--- begin Data lines ---

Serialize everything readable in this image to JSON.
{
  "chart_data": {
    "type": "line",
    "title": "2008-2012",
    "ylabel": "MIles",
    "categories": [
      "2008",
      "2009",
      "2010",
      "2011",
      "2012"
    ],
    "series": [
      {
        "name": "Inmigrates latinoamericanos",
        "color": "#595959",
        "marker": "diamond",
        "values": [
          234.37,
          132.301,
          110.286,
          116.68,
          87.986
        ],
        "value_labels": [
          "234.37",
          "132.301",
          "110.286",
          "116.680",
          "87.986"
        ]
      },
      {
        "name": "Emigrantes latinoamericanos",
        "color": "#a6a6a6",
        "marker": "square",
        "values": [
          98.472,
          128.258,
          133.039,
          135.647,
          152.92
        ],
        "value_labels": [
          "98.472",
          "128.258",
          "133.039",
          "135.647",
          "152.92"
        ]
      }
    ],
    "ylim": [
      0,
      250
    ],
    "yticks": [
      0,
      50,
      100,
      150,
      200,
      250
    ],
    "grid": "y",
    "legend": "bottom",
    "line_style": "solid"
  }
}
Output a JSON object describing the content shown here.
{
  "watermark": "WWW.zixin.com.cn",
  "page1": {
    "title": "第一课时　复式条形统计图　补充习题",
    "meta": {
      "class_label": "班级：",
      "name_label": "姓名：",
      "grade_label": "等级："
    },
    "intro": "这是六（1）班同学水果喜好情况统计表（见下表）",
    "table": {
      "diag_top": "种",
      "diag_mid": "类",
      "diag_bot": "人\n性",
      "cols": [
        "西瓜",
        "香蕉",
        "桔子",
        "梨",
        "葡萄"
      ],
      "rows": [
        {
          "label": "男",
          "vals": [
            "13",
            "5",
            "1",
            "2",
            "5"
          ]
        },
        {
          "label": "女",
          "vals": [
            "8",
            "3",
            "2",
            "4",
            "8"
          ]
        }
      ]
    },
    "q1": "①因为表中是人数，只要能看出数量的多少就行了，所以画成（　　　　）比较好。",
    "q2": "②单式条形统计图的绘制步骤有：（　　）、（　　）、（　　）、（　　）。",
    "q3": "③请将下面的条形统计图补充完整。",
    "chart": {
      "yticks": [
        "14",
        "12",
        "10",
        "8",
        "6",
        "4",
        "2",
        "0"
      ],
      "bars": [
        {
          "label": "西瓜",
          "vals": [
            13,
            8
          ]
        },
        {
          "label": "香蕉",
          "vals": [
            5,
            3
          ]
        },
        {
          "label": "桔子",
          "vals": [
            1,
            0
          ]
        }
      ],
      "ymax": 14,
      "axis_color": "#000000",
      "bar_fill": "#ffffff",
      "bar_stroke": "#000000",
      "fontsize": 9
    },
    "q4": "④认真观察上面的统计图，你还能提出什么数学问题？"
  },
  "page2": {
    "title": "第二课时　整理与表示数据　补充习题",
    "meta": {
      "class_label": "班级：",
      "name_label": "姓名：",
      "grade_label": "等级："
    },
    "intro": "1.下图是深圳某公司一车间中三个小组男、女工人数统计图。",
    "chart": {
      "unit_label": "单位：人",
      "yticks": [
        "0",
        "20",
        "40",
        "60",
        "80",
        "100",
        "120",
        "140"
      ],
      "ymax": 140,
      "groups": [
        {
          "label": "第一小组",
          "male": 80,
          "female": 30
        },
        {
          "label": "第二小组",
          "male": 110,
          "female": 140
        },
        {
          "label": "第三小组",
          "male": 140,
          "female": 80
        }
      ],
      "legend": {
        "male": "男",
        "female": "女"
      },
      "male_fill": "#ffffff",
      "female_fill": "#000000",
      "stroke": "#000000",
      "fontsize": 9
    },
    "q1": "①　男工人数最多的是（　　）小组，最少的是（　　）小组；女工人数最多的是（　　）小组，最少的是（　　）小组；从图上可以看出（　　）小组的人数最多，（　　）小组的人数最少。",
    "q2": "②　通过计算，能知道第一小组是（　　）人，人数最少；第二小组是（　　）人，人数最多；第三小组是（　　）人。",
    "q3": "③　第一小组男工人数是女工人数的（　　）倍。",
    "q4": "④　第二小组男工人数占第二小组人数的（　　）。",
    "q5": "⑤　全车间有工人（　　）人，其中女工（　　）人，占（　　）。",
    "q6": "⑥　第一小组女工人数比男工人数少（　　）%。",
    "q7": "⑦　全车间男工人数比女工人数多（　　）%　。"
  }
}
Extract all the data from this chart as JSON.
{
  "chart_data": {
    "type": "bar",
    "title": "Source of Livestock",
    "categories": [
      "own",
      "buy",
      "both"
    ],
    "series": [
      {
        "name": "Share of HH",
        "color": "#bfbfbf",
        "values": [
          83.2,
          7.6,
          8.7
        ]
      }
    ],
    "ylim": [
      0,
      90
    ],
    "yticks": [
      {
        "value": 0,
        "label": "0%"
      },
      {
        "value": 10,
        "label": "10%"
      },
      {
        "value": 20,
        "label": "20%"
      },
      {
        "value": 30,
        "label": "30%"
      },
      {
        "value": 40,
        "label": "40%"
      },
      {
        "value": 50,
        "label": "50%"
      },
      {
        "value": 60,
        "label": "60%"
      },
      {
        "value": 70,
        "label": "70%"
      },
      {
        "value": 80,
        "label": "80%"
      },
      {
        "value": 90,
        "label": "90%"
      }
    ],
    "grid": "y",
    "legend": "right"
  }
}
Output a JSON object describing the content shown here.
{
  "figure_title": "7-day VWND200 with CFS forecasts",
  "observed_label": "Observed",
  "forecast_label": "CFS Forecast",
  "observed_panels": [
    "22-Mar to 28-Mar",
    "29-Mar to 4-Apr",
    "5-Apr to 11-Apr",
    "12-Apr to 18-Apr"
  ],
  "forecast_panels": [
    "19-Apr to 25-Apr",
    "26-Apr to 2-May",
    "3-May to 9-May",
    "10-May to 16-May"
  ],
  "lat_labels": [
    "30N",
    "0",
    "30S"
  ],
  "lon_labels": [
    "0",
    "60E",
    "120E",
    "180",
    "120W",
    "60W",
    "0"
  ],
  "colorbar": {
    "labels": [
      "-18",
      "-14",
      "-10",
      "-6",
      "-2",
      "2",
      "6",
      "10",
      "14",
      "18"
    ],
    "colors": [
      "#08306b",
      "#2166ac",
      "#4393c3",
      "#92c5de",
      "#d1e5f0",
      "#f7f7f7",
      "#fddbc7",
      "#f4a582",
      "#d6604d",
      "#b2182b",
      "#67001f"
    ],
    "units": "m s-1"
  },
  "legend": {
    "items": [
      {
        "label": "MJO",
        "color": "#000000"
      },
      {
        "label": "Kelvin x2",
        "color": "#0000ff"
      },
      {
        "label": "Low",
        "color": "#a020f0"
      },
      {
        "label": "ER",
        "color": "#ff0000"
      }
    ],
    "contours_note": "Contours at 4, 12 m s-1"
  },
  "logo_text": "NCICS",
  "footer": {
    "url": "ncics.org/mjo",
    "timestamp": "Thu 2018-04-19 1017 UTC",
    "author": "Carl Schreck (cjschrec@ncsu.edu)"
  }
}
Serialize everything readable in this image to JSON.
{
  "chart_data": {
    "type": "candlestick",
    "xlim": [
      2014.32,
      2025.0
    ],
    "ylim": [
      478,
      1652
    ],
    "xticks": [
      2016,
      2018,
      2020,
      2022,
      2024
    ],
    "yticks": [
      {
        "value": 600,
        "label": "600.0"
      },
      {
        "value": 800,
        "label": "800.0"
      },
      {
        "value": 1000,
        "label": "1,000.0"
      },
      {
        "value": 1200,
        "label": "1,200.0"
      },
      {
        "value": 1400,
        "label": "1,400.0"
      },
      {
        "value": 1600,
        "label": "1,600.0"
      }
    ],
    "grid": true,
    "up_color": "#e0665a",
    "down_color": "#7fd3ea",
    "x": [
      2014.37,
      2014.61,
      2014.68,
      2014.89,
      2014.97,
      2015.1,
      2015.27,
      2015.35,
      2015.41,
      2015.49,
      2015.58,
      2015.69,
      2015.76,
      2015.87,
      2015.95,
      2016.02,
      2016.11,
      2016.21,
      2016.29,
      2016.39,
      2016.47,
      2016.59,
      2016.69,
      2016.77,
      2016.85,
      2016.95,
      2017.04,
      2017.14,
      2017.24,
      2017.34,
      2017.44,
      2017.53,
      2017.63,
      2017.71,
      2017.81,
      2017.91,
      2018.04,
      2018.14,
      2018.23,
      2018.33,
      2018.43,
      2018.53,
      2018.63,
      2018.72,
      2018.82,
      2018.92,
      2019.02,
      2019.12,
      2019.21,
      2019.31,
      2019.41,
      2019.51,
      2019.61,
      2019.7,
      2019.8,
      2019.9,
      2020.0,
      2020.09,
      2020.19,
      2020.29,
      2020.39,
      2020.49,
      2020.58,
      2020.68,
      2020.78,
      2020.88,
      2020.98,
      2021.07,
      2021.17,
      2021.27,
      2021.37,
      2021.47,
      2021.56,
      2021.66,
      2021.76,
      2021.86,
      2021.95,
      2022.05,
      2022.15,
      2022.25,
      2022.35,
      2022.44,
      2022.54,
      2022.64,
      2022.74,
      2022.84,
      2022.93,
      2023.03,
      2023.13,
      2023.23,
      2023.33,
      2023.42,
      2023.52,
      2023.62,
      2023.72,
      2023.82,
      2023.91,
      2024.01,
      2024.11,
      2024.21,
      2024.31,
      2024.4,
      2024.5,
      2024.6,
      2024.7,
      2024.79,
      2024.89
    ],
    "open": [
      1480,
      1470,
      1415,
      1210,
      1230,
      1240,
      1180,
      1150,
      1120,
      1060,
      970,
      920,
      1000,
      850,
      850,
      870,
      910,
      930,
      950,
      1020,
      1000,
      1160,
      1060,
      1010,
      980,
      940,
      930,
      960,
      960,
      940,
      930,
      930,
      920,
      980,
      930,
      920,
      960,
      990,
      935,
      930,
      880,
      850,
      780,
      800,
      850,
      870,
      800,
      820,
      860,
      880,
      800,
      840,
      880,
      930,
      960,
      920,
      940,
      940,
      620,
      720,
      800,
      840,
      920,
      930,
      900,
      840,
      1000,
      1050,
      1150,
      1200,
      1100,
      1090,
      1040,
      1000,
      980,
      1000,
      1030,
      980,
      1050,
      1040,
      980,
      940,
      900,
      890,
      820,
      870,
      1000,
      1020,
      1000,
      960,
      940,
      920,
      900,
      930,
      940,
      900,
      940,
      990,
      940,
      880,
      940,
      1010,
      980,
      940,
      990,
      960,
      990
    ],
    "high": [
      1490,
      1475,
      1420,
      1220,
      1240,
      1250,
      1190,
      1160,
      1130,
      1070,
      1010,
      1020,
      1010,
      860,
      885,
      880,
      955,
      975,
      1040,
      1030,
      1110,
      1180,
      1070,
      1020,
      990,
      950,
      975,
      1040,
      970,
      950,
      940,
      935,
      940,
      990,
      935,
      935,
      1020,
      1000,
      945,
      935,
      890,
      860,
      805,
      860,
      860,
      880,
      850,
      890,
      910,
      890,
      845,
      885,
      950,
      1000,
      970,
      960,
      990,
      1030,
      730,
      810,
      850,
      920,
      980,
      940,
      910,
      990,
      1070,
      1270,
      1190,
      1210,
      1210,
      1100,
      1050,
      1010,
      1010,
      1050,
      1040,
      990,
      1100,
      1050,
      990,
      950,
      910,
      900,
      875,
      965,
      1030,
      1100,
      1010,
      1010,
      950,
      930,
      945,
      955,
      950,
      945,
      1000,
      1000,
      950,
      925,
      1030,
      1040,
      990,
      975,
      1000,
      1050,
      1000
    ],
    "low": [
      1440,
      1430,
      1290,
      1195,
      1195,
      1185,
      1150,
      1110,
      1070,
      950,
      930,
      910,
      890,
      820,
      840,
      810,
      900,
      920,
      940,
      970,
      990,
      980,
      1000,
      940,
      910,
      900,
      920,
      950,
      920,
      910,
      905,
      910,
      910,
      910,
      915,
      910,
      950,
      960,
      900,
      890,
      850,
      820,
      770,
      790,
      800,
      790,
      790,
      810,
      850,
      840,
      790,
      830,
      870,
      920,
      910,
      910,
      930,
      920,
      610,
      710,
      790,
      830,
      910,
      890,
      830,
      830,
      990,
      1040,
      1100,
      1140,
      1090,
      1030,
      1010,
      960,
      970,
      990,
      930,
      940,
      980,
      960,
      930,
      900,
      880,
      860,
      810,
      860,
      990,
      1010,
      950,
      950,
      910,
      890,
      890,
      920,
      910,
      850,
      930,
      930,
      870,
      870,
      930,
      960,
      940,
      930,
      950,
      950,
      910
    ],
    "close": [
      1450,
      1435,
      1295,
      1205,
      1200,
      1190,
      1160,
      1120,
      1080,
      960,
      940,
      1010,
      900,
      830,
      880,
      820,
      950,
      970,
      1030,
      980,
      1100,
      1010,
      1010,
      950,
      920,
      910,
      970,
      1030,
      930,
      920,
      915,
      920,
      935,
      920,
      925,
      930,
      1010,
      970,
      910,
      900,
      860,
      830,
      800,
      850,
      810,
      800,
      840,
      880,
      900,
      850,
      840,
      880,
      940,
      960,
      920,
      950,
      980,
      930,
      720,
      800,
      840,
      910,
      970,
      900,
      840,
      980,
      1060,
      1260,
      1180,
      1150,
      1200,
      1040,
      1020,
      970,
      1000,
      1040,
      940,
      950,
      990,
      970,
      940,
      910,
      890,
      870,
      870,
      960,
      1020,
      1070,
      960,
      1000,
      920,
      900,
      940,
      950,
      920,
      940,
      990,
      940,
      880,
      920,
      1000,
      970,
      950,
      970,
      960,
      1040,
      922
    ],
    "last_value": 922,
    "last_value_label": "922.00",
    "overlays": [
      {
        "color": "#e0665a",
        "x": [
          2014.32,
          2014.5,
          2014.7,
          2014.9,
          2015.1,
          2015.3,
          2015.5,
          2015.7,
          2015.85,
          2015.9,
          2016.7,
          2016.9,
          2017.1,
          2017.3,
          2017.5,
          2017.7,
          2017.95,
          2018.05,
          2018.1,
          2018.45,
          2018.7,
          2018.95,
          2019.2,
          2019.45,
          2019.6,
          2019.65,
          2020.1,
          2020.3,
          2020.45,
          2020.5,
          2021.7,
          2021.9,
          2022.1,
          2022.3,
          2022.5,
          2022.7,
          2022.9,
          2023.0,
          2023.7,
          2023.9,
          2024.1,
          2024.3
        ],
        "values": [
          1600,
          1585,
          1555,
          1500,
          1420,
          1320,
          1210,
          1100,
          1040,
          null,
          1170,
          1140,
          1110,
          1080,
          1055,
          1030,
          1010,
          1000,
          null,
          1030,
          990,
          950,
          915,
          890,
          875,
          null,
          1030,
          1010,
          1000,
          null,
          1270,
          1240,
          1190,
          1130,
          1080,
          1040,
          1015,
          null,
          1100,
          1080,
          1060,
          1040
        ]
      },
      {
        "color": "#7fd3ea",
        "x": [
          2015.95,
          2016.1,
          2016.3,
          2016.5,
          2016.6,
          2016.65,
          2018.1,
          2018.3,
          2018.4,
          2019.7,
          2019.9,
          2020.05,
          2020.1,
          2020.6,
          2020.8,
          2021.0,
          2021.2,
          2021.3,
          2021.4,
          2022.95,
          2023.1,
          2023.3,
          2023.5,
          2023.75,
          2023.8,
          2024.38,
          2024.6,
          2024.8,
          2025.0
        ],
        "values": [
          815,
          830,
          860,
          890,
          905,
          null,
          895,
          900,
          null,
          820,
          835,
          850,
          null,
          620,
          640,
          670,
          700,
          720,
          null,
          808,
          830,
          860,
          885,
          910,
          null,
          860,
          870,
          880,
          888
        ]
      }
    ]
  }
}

--- end Data lines ---

What needs to be done. Copy each line holding the word "latinoamericanos" from the listing above.

Finished answer.
        "name": "Inmigrates latinoamericanos",
        "name": "Emigrantes latinoamericanos",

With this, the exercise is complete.